--- 読解本文 ---

· · ·

学校でお昼寝 10年続く「ウトウトタイム」の成果とは
熊本県立宇土(うと)中学校・高等学校に聞く
トピックス調査「どのくらい眠ってる?」の結果では、子どもたちは睡眠の重要性を理解しつつも「もっと遅くまで起きていたい」という願望があることがわかりました。さらに「学校にお昼寝時間があるとうれしい」かどうか尋ねたところ、小学生の約半数、中学生の6割以上が「はい」と回答しました。そこで、今回はトピックス調査の連動企画として、10年以上前から昼食後にお昼寝時間を設けている熊本県立宇土中学校・高等学校を訪ねて、導入の経緯や成果についてお話をうかがってきました。

13時20分、教室のカーテンが閉じられ、生徒たちが一斉に机の上でうつ伏せになりました。昼食後、10分間だけ昼寝をする「ウトウトタイム」のはじまりです。先ほどまでのお昼ご飯を賑やかに楽しんでいる様子とは一変し、穏やかな音楽とともに静かな時が流れ始めました。
熊本県立宇土中学校・高等学校では昼休み後に10分間の昼寝時間「ウトウトタイム」を設けて11年目になります。午後の授業中に居眠りをする生徒が大幅に減少したほか、生徒からは「授業に対する集中力や意欲が向上した」という声があがっています。

· · ·

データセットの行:
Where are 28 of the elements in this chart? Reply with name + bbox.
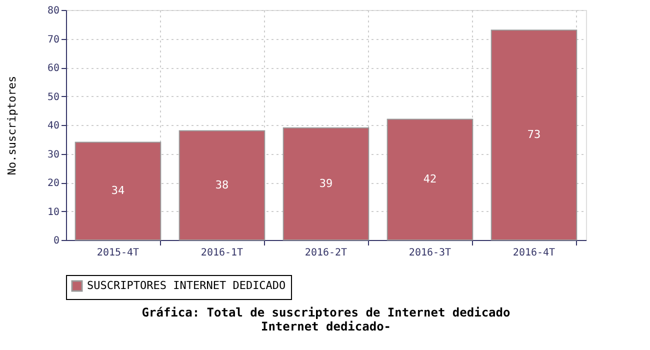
x-tick-label: 2016-1T [200, 248, 244, 258]
bar [74, 142, 162, 240]
bar [282, 127, 370, 240]
y-tick-label: 40 [47, 120, 60, 132]
data-label: 38 [215, 178, 229, 192]
y-tick-label: 0 [53, 236, 60, 246]
x-tick-label: 2016-4T [512, 248, 556, 258]
data-label: 39 [319, 176, 333, 190]
x-tick-label: 2016-3T [408, 248, 452, 258]
bar [386, 118, 474, 240]
x-tick-label: 2015-4T [96, 248, 140, 258]
text: Gráfica: Total de suscriptores de Internet dedicado [142, 306, 510, 320]
text: Internet dedicado- [260, 320, 392, 334]
y-tick-label: 10 [47, 206, 60, 218]
y-tick-label: 70 [47, 34, 60, 46]
data-label: 73 [527, 128, 541, 142]
bar [490, 30, 578, 240]
y-tick-label: 50 [47, 92, 60, 103]
y-tick-label: 30 [47, 149, 60, 160]
legend-label: SUSCRIPTORES INTERNET DEDICADO [87, 279, 286, 292]
bar [178, 130, 266, 240]
x-tick-label: 2016-2T [304, 248, 348, 258]
data-label: 34 [111, 184, 125, 198]
y-tick-label: 20 [47, 178, 60, 189]
y-tick-label: 80 [47, 6, 60, 16]
y-tick-label: 60 [47, 63, 60, 74]
y-axis-title: No.suscriptores [5, 76, 18, 176]
data-label: 42 [423, 172, 437, 186]
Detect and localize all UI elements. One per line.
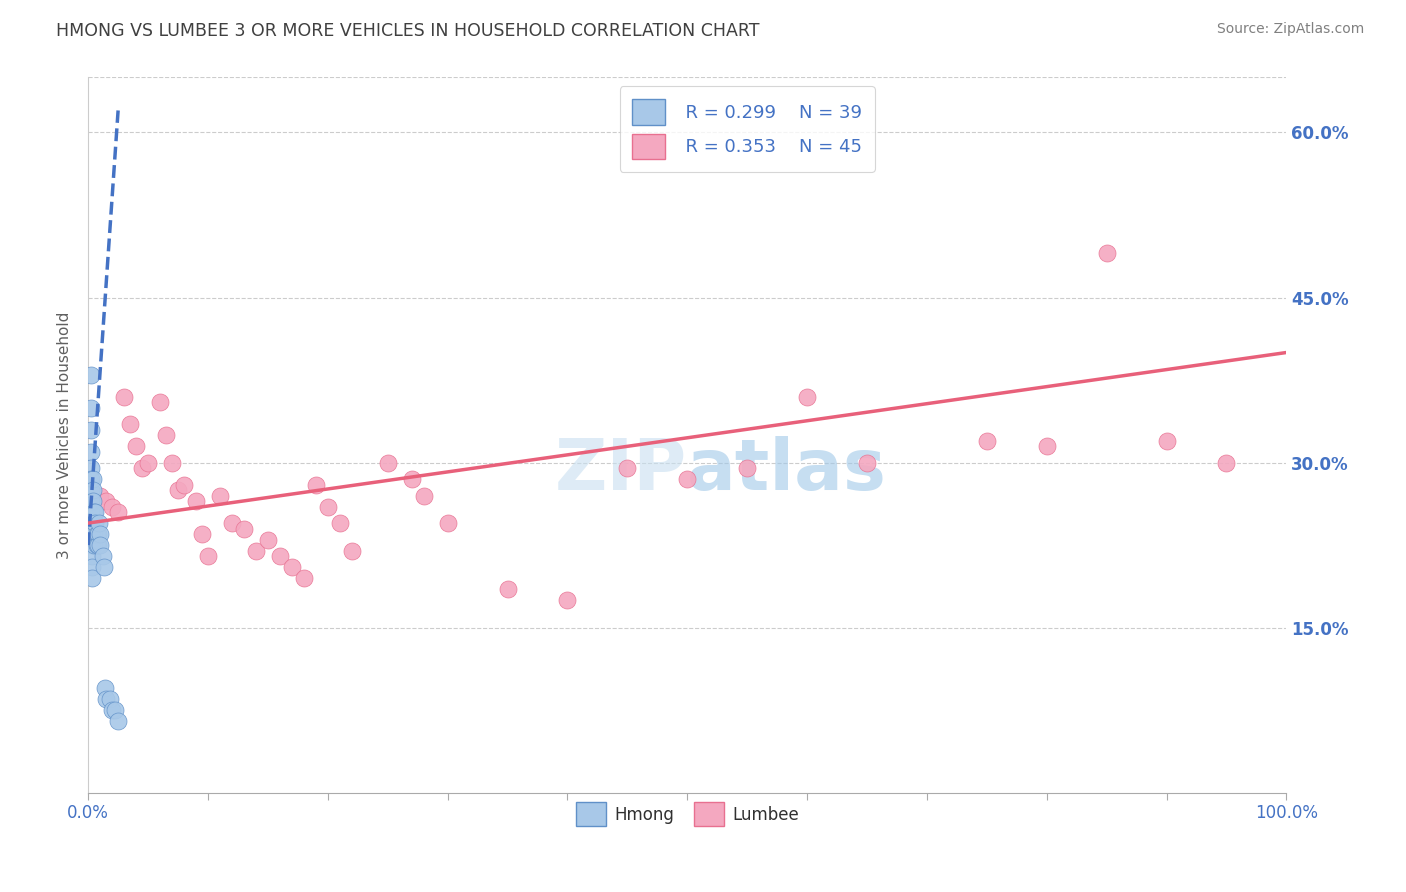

· · ·

--- 課題 ---
本文から、「学校でお昼寝 10年続く「ウトウトタイム」の成果とは」で始まり「に静かな時が流れ始めました。」で終わる部分を抜き出しなさい。 本文の内容だけを根拠にして答えること。

--- 解答 ---
学校でお昼寝 10年続く「ウトウトタイム」の成果とは
熊本県立宇土(うと)中学校・高等学校に聞く
トピックス調査「どのくらい眠ってる?」の結果では、子どもたちは睡眠の重要性を理解しつつも「もっと遅くまで起きていたい」という願望があることがわかりました。さらに「学校にお昼寝時間があるとうれしい」かどうか尋ねたところ、小学生の約半数、中学生の6割以上が「はい」と回答しました。そこで、今回はトピックス調査の連動企画として、10年以上前から昼食後にお昼寝時間を設けている熊本県立宇土中学校・高等学校を訪ねて、導入の経緯や成果についてお話をうかがってきました。

13時20分、教室のカーテンが閉じられ、生徒たちが一斉に机の上でうつ伏せになりました。昼食後、10分間だけ昼寝をする「ウトウトタイム」のはじまりです。先ほどまでのお昼ご飯を賑やかに楽しんでいる様子とは一変し、穏やかな音楽とともに静かな時が流れ始めました。